_Exercise prompt_
Single out the lines of the material that contain "хөрөнгийн" and copy them.

# Records to use start

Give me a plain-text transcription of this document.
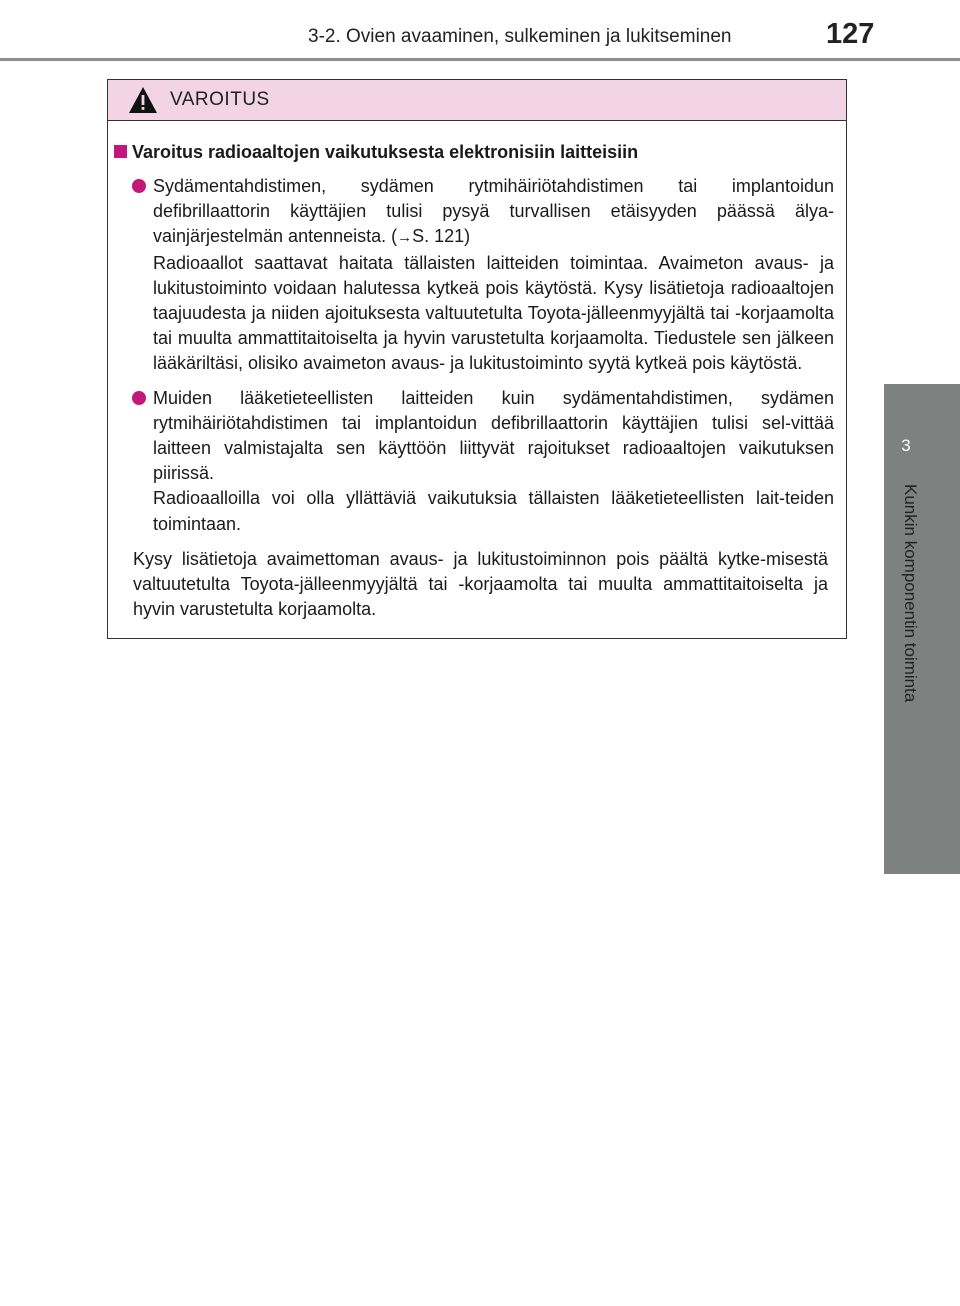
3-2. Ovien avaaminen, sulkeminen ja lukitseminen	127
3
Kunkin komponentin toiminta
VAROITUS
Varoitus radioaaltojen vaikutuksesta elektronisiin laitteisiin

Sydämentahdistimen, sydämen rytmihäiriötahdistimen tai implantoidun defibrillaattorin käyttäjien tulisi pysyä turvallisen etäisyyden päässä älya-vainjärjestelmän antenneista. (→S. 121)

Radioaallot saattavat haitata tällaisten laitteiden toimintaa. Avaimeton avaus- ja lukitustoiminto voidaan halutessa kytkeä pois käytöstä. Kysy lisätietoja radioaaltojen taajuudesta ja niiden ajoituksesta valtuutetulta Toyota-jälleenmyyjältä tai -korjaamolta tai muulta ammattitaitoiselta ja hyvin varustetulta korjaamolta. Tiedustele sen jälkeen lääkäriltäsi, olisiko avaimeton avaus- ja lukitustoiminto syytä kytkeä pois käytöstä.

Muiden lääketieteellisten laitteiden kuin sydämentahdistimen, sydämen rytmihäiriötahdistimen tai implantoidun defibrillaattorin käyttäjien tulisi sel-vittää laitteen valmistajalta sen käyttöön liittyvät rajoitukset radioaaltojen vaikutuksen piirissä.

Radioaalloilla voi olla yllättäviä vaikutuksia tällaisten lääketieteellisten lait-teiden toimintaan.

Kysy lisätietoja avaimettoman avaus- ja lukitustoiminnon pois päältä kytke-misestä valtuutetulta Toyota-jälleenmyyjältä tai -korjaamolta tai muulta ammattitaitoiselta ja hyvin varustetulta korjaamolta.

# Records to use end
# Records to use start

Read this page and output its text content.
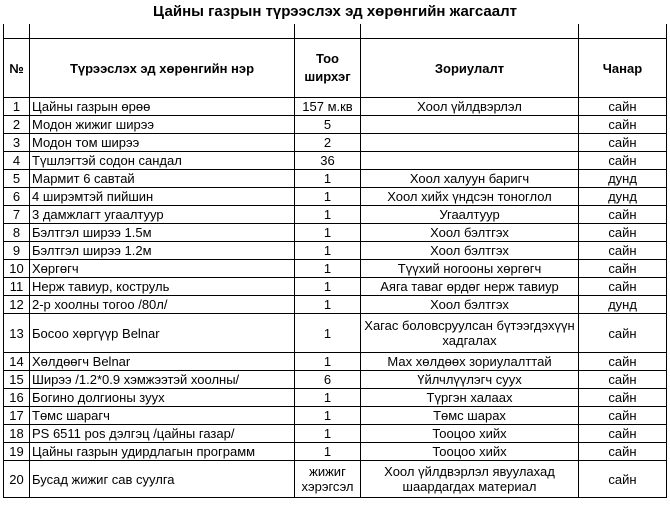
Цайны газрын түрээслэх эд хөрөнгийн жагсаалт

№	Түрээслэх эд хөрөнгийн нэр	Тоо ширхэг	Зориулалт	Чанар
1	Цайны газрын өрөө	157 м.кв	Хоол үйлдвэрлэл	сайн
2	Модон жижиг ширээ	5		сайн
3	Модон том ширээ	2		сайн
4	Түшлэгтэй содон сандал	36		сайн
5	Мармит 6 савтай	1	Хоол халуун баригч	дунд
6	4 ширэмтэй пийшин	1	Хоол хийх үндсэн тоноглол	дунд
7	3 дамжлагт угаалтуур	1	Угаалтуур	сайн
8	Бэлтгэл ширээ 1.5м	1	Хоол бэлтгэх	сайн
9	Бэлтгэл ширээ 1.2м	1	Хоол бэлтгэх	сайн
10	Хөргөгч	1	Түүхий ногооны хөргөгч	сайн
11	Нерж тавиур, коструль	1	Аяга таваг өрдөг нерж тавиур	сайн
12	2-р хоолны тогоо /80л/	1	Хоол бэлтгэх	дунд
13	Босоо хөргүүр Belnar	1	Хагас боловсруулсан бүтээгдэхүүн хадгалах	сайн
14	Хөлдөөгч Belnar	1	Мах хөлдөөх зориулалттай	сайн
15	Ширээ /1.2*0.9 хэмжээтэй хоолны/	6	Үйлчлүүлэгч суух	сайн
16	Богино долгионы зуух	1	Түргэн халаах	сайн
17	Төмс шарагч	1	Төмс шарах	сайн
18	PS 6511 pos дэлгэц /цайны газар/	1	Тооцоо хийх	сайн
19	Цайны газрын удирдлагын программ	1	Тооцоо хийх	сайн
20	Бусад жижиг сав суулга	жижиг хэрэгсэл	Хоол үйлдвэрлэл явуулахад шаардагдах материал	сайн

# Records to use end

_The reply_
Цайны газрын түрээслэх эд хөрөнгийн жагсаалт
№	Түрээслэх эд хөрөнгийн нэр	Тоо ширхэг	Зориулалт	Чанар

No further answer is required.